→ **Work to be completed**
Each line below must be set down exactly; omit any image you find.

>> Begin Record set

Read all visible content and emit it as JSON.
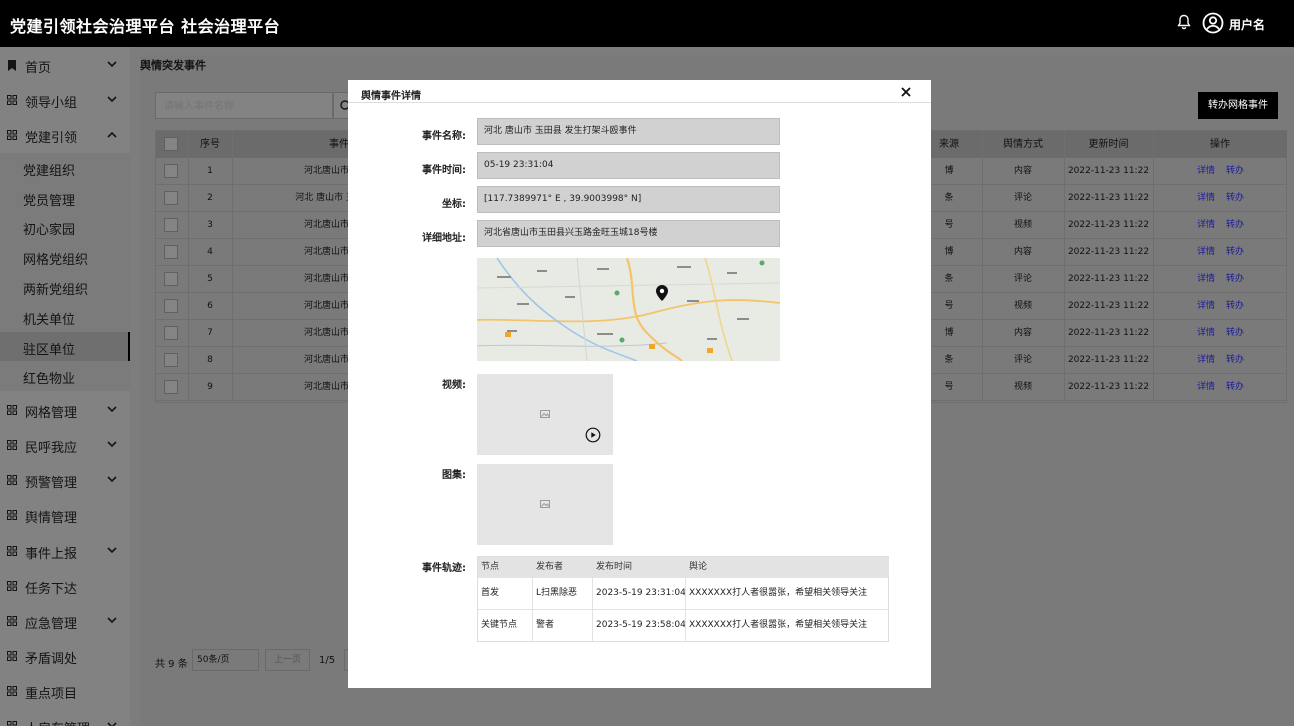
{
  "header": {
    "title": "党建引领社会治理平台  社会治理平台",
    "username": "用户名"
  },
  "sidebar": {
    "items": [
      {
        "label": "首页",
        "expanded": false
      },
      {
        "label": "领导小组",
        "expanded": false
      },
      {
        "label": "党建引领",
        "expanded": true
      },
      {
        "label": "网格管理",
        "expanded": false
      },
      {
        "label": "民呼我应",
        "expanded": false
      },
      {
        "label": "预警管理",
        "expanded": false
      },
      {
        "label": "舆情管理",
        "expanded": false
      },
      {
        "label": "事件上报",
        "expanded": false
      },
      {
        "label": "任务下达",
        "expanded": false
      },
      {
        "label": "应急管理",
        "expanded": false
      },
      {
        "label": "矛盾调处",
        "expanded": false
      },
      {
        "label": "重点项目",
        "expanded": false
      },
      {
        "label": "人房车管理",
        "expanded": false
      }
    ],
    "subitems": [
      "党建组织",
      "党员管理",
      "初心家园",
      "网格党组织",
      "两新党组织",
      "机关单位",
      "驻区单位",
      "红色物业"
    ],
    "active_subitem": "驻区单位"
  },
  "main": {
    "breadcrumb": "舆情突发事件",
    "search_placeholder": "请输入事件名称",
    "transfer_button": "转办网格事件",
    "table": {
      "headers": {
        "index": "序号",
        "title": "事件标题",
        "source": "来源",
        "method": "舆情方式",
        "updated": "更新时间",
        "actions": "操作"
      },
      "rows": [
        {
          "index": "1",
          "title": "河北唐山市古治区发生",
          "source": "博",
          "method": "内容",
          "updated": "2022-11-23 11:22"
        },
        {
          "index": "2",
          "title": "河北 唐山市 玉田县 发生打",
          "source": "条",
          "method": "评论",
          "updated": "2022-11-23 11:22"
        },
        {
          "index": "3",
          "title": "河北唐山市古治区发生",
          "source": "号",
          "method": "视频",
          "updated": "2022-11-23 11:22"
        },
        {
          "index": "4",
          "title": "河北唐山市古治区发生",
          "source": "博",
          "method": "内容",
          "updated": "2022-11-23 11:22"
        },
        {
          "index": "5",
          "title": "河北唐山市古治区发生",
          "source": "条",
          "method": "评论",
          "updated": "2022-11-23 11:22"
        },
        {
          "index": "6",
          "title": "河北唐山市古治区发生",
          "source": "号",
          "method": "视频",
          "updated": "2022-11-23 11:22"
        },
        {
          "index": "7",
          "title": "河北唐山市古治区发生",
          "source": "博",
          "method": "内容",
          "updated": "2022-11-23 11:22"
        },
        {
          "index": "8",
          "title": "河北唐山市古治区发生",
          "source": "条",
          "method": "评论",
          "updated": "2022-11-23 11:22"
        },
        {
          "index": "9",
          "title": "河北唐山市古治区发生",
          "source": "号",
          "method": "视频",
          "updated": "2022-11-23 11:22"
        }
      ],
      "action_detail": "详情",
      "action_transfer": "转办"
    },
    "pager": {
      "total": "共 9 条",
      "page_size": "50条/页",
      "prev": "上一页",
      "page": "1/5"
    }
  },
  "modal": {
    "title": "舆情事件详情",
    "fields": {
      "name_label": "事件名称:",
      "name_value": "河北 唐山市 玉田县 发生打架斗殴事件",
      "time_label": "事件时间:",
      "time_value": "05-19 23:31:04",
      "coord_label": "坐标:",
      "coord_value": "[117.7389971° E , 39.9003998° N]",
      "address_label": "详细地址:",
      "address_value": "河北省唐山市玉田县兴玉路金旺玉城18号楼",
      "video_label": "视频:",
      "gallery_label": "图集:",
      "track_label": "事件轨迹:"
    },
    "track": {
      "headers": [
        "节点",
        "发布者",
        "发布时间",
        "舆论"
      ],
      "rows": [
        [
          "首发",
          "L扫黑除恶",
          "2023-5-19 23:31:04",
          "XXXXXXX打人者很嚣张，希望相关领导关注"
        ],
        [
          "关键节点",
          "警者",
          "2023-5-19 23:58:04",
          "XXXXXXX打人者很嚣张，希望相关领导关注"
        ]
      ]
    }
  },
  "icons": {
    "bell": "bell-icon",
    "user": "user-circle-icon",
    "close": "close-icon",
    "play": "play-icon",
    "image": "image-placeholder-icon",
    "pin": "map-pin-icon"
  }
}
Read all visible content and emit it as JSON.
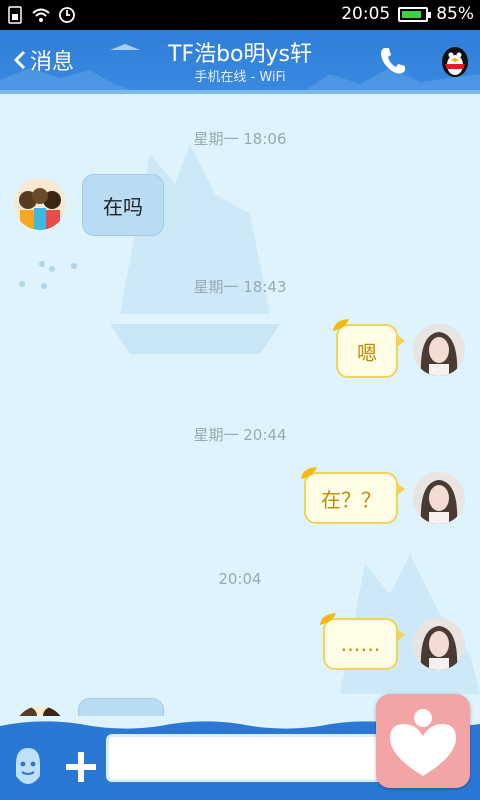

>> End Record set

→ **Finished exercise**
Read all visible content and emit it as JSON.
{
  "header": {
    "title": "党建引领社会治理平台  社会治理平台",
    "username": "用户名"
  },
  "sidebar": {
    "items": [
      {
        "label": "首页",
        "expanded": false
      },
      {
        "label": "领导小组",
        "expanded": false
      },
      {
        "label": "党建引领",
        "expanded": true
      },
      {
        "label": "网格管理",
        "expanded": false
      },
      {
        "label": "民呼我应",
        "expanded": false
      },
      {
        "label": "预警管理",
        "expanded": false
      },
      {
        "label": "舆情管理",
        "expanded": false
      },
      {
        "label": "事件上报",
        "expanded": false
      },
      {
        "label": "任务下达",
        "expanded": false
      },
      {
        "label": "应急管理",
        "expanded": false
      },
      {
        "label": "矛盾调处",
        "expanded": false
      },
      {
        "label": "重点项目",
        "expanded": false
      },
      {
        "label": "人房车管理",
        "expanded": false
      }
    ],
    "subitems": [
      "党建组织",
      "党员管理",
      "初心家园",
      "网格党组织",
      "两新党组织",
      "机关单位",
      "驻区单位",
      "红色物业"
    ],
    "active_subitem": "驻区单位"
  },
  "main": {
    "breadcrumb": "舆情突发事件",
    "search_placeholder": "请输入事件名称",
    "transfer_button": "转办网格事件",
    "table": {
      "headers": {
        "index": "序号",
        "title": "事件标题",
        "source": "来源",
        "method": "舆情方式",
        "updated": "更新时间",
        "actions": "操作"
      },
      "rows": [
        {
          "index": "1",
          "title": "河北唐山市古治区发生",
          "source": "博",
          "method": "内容",
          "updated": "2022-11-23 11:22"
        },
        {
          "index": "2",
          "title": "河北 唐山市 玉田县 发生打",
          "source": "条",
          "method": "评论",
          "updated": "2022-11-23 11:22"
        },
        {
          "index": "3",
          "title": "河北唐山市古治区发生",
          "source": "号",
          "method": "视频",
          "updated": "2022-11-23 11:22"
        },
        {
          "index": "4",
          "title": "河北唐山市古治区发生",
          "source": "博",
          "method": "内容",
          "updated": "2022-11-23 11:22"
        },
        {
          "index": "5",
          "title": "河北唐山市古治区发生",
          "source": "条",
          "method": "评论",
          "updated": "2022-11-23 11:22"
        },
        {
          "index": "6",
          "title": "河北唐山市古治区发生",
          "source": "号",
          "method": "视频",
          "updated": "2022-11-23 11:22"
        },
        {
          "index": "7",
          "title": "河北唐山市古治区发生",
          "source": "博",
          "method": "内容",
          "updated": "2022-11-23 11:22"
        },
        {
          "index": "8",
          "title": "河北唐山市古治区发生",
          "source": "条",
          "method": "评论",
          "updated": "2022-11-23 11:22"
        },
        {
          "index": "9",
          "title": "河北唐山市古治区发生",
          "source": "号",
          "method": "视频",
          "updated": "2022-11-23 11:22"
        }
      ],
      "action_detail": "详情",
      "action_transfer": "转办"
    },
    "pager": {
      "total": "共 9 条",
      "page_size": "50条/页",
      "prev": "上一页",
      "page": "1/5"
    }
  },
  "modal": {
    "title": "舆情事件详情",
    "fields": {
      "name_label": "事件名称:",
      "name_value": "河北 唐山市 玉田县 发生打架斗殴事件",
      "time_label": "事件时间:",
      "time_value": "05-19 23:31:04",
      "coord_label": "坐标:",
      "coord_value": "[117.7389971° E , 39.9003998° N]",
      "address_label": "详细地址:",
      "address_value": "河北省唐山市玉田县兴玉路金旺玉城18号楼",
      "video_label": "视频:",
      "gallery_label": "图集:",
      "track_label": "事件轨迹:"
    },
    "track": {
      "headers": [
        "节点",
        "发布者",
        "发布时间",
        "舆论"
      ],
      "rows": [
        [
          "首发",
          "L扫黑除恶",
          "2023-5-19 23:31:04",
          "XXXXXXX打人者很嚣张，希望相关领导关注"
        ],
        [
          "关键节点",
          "警者",
          "2023-5-19 23:58:04",
          "XXXXXXX打人者很嚣张，希望相关领导关注"
        ]
      ]
    }
  },
  "icons": {
    "bell": "bell-icon",
    "user": "user-circle-icon",
    "close": "close-icon",
    "play": "play-icon",
    "image": "image-placeholder-icon",
    "pin": "map-pin-icon"
  }
}
Read all visible content and emit it as JSON.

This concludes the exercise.